Directive:
Pictures stay out of the copy; restate everything else in the material exactly.
+++ Records for processing +++
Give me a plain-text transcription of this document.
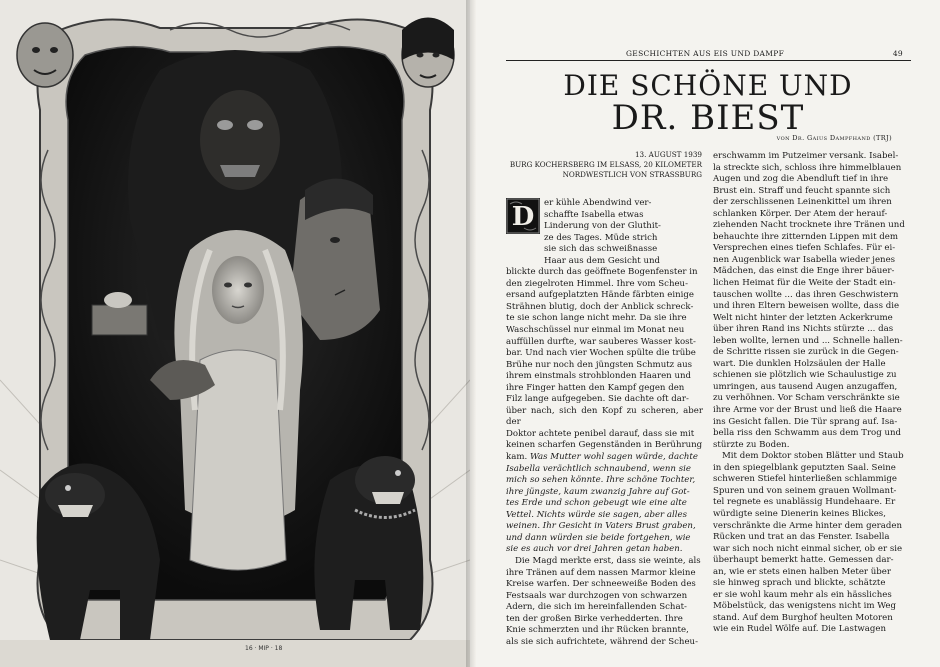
16 · MIP · 18
GESCHICHTEN AUS EIS UND DAMPF	49
DIE SCHÖNE UND
DR. BIEST
von Dr. Gaius Dampfhand (TRJ)
13. AUGUST 1939
BURG KOCHERSBERG IM ELSASS, 20 KILOMETER
NORDWESTLICH VON STRASSBURG
D	er kühle Abendwind ver-
schaffte Isabella etwas
Linderung von der Gluthit-
ze des Tages. Müde strich
sie sich das schweißnasse
Haar aus dem Gesicht und
blickte durch das geöffnete Bogenfenster in
den ziegelroten Himmel. Ihre vom Scheu-
ersand aufgeplatzten Hände färbten einige
Strähnen blutig, doch der Anblick schreck-
te sie schon lange nicht mehr. Da sie ihre
Waschschüssel nur einmal im Monat neu
auffüllen durfte, war sauberes Wasser kost-
bar. Und nach vier Wochen spülte die trübe
Brühe nur noch den jüngsten Schmutz aus
ihrem einstmals strohblonden Haaren und
ihre Finger hatten den Kampf gegen den
Filz lange aufgegeben. Sie dachte oft dar-
über nach, sich den Kopf zu scheren, aber der
Doktor achtete penibel darauf, dass sie mit
keinen scharfen Gegenständen in Berührung
kam. Was Mutter wohl sagen würde, dachte
Isabella verächtlich schnaubend, wenn sie
mich so sehen könnte. Ihre schöne Tochter,
ihre jüngste, kaum zwanzig Jahre auf Got-
tes Erde und schon gebeugt wie eine alte
Vettel. Nichts würde sie sagen, aber alles
weinen. Ihr Gesicht in Vaters Brust graben,
und dann würden sie beide fortgehen, wie
sie es auch vor drei Jahren getan haben.
Die Magd merkte erst, dass sie weinte, als
ihre Tränen auf dem nassen Marmor kleine
Kreise warfen. Der schneeweiße Boden des
Festsaals war durchzogen von schwarzen
Adern, die sich im hereinfallenden Schat-
ten der großen Birke verhedderten. Ihre
Knie schmerzten und ihr Rücken brannte,
als sie sich aufrichtete, während der Scheu-
erschwamm im Putzeimer versank. Isabel-
la streckte sich, schloss ihre himmelblauen
Augen und zog die Abendluft tief in ihre
Brust ein. Straff und feucht spannte sich
der zerschlissenen Leinenkittel um ihren
schlanken Körper. Der Atem der herauf-
ziehenden Nacht trocknete ihre Tränen und
behauchte ihre zitternden Lippen mit dem
Versprechen eines tiefen Schlafes. Für ei-
nen Augenblick war Isabella wieder jenes
Mädchen, das einst die Enge ihrer bäuer-
lichen Heimat für die Weite der Stadt ein-
tauschen wollte ... das ihren Geschwistern
und ihren Eltern beweisen wollte, dass die
Welt nicht hinter der letzten Ackerkrume
über ihren Rand ins Nichts stürzte ... das
leben wollte, lernen und ... Schnelle hallen-
de Schritte rissen sie zurück in die Gegen-
wart. Die dunklen Holzsäulen der Halle
schienen sie plötzlich wie Schaulustige zu
umringen, aus tausend Augen anzugaffen,
zu verhöhnen. Vor Scham verschränkte sie
ihre Arme vor der Brust und ließ die Haare
ins Gesicht fallen. Die Tür sprang auf. Isa-
bella riss den Schwamm aus dem Trog und
stürzte zu Boden.
Mit dem Doktor stoben Blätter und Staub
in den spiegelblank geputzten Saal. Seine
schweren Stiefel hinterließen schlammige
Spuren und von seinem grauen Wollmant-
tel regnete es unablässig Hundehaare. Er
würdigte seine Dienerin keines Blickes,
verschränkte die Arme hinter dem geraden
Rücken und trat an das Fenster. Isabella
war sich noch nicht einmal sicher, ob er sie
überhaupt bemerkt hatte. Gemessen dar-
an, wie er stets einen halben Meter über
sie hinweg sprach und blickte, schätzte
er sie wohl kaum mehr als ein hässliches
Möbelstück, das wenigstens nicht im Weg
stand. Auf dem Burghof heulten Motoren
wie ein Rudel Wölfe auf. Die Lastwagen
+++
Task output:
Give me a plain-text transcription of this document.
16 · MIP · 18
GESCHICHTEN AUS EIS UND DAMPF	49
DIE SCHÖNE UND
DR. BIEST
von Dr. Gaius Dampfhand (TRJ)
13. AUGUST 1939
BURG KOCHERSBERG IM ELSASS, 20 KILOMETER
NORDWESTLICH VON STRASSBURG
D	er kühle Abendwind ver-
schaffte Isabella etwas
Linderung von der Gluthit-
ze des Tages. Müde strich
sie sich das schweißnasse
Haar aus dem Gesicht und
blickte durch das geöffnete Bogenfenster in
den ziegelroten Himmel. Ihre vom Scheu-
ersand aufgeplatzten Hände färbten einige
Strähnen blutig, doch der Anblick schreck-
te sie schon lange nicht mehr. Da sie ihre
Waschschüssel nur einmal im Monat neu
auffüllen durfte, war sauberes Wasser kost-
bar. Und nach vier Wochen spülte die trübe
Brühe nur noch den jüngsten Schmutz aus
ihrem einstmals strohblonden Haaren und
ihre Finger hatten den Kampf gegen den
Filz lange aufgegeben. Sie dachte oft dar-
über nach, sich den Kopf zu scheren, aber der
Doktor achtete penibel darauf, dass sie mit
keinen scharfen Gegenständen in Berührung
kam. Was Mutter wohl sagen würde, dachte
Isabella verächtlich schnaubend, wenn sie
mich so sehen könnte. Ihre schöne Tochter,
ihre jüngste, kaum zwanzig Jahre auf Got-
tes Erde und schon gebeugt wie eine alte
Vettel. Nichts würde sie sagen, aber alles
weinen. Ihr Gesicht in Vaters Brust graben,
und dann würden sie beide fortgehen, wie
sie es auch vor drei Jahren getan haben.
Die Magd merkte erst, dass sie weinte, als
ihre Tränen auf dem nassen Marmor kleine
Kreise warfen. Der schneeweiße Boden des
Festsaals war durchzogen von schwarzen
Adern, die sich im hereinfallenden Schat-
ten der großen Birke verhedderten. Ihre
Knie schmerzten und ihr Rücken brannte,
als sie sich aufrichtete, während der Scheu-
erschwamm im Putzeimer versank. Isabel-
la streckte sich, schloss ihre himmelblauen
Augen und zog die Abendluft tief in ihre
Brust ein. Straff und feucht spannte sich
der zerschlissenen Leinenkittel um ihren
schlanken Körper. Der Atem der herauf-
ziehenden Nacht trocknete ihre Tränen und
behauchte ihre zitternden Lippen mit dem
Versprechen eines tiefen Schlafes. Für ei-
nen Augenblick war Isabella wieder jenes
Mädchen, das einst die Enge ihrer bäuer-
lichen Heimat für die Weite der Stadt ein-
tauschen wollte ... das ihren Geschwistern
und ihren Eltern beweisen wollte, dass die
Welt nicht hinter der letzten Ackerkrume
über ihren Rand ins Nichts stürzte ... das
leben wollte, lernen und ... Schnelle hallen-
de Schritte rissen sie zurück in die Gegen-
wart. Die dunklen Holzsäulen der Halle
schienen sie plötzlich wie Schaulustige zu
umringen, aus tausend Augen anzugaffen,
zu verhöhnen. Vor Scham verschränkte sie
ihre Arme vor der Brust und ließ die Haare
ins Gesicht fallen. Die Tür sprang auf. Isa-
bella riss den Schwamm aus dem Trog und
stürzte zu Boden.
Mit dem Doktor stoben Blätter und Staub
in den spiegelblank geputzten Saal. Seine
schweren Stiefel hinterließen schlammige
Spuren und von seinem grauen Wollmant-
tel regnete es unablässig Hundehaare. Er
würdigte seine Dienerin keines Blickes,
verschränkte die Arme hinter dem geraden
Rücken und trat an das Fenster. Isabella
war sich noch nicht einmal sicher, ob er sie
überhaupt bemerkt hatte. Gemessen dar-
an, wie er stets einen halben Meter über
sie hinweg sprach und blickte, schätzte
er sie wohl kaum mehr als ein hässliches
Möbelstück, das wenigstens nicht im Weg
stand. Auf dem Burghof heulten Motoren
wie ein Rudel Wölfe auf. Die Lastwagen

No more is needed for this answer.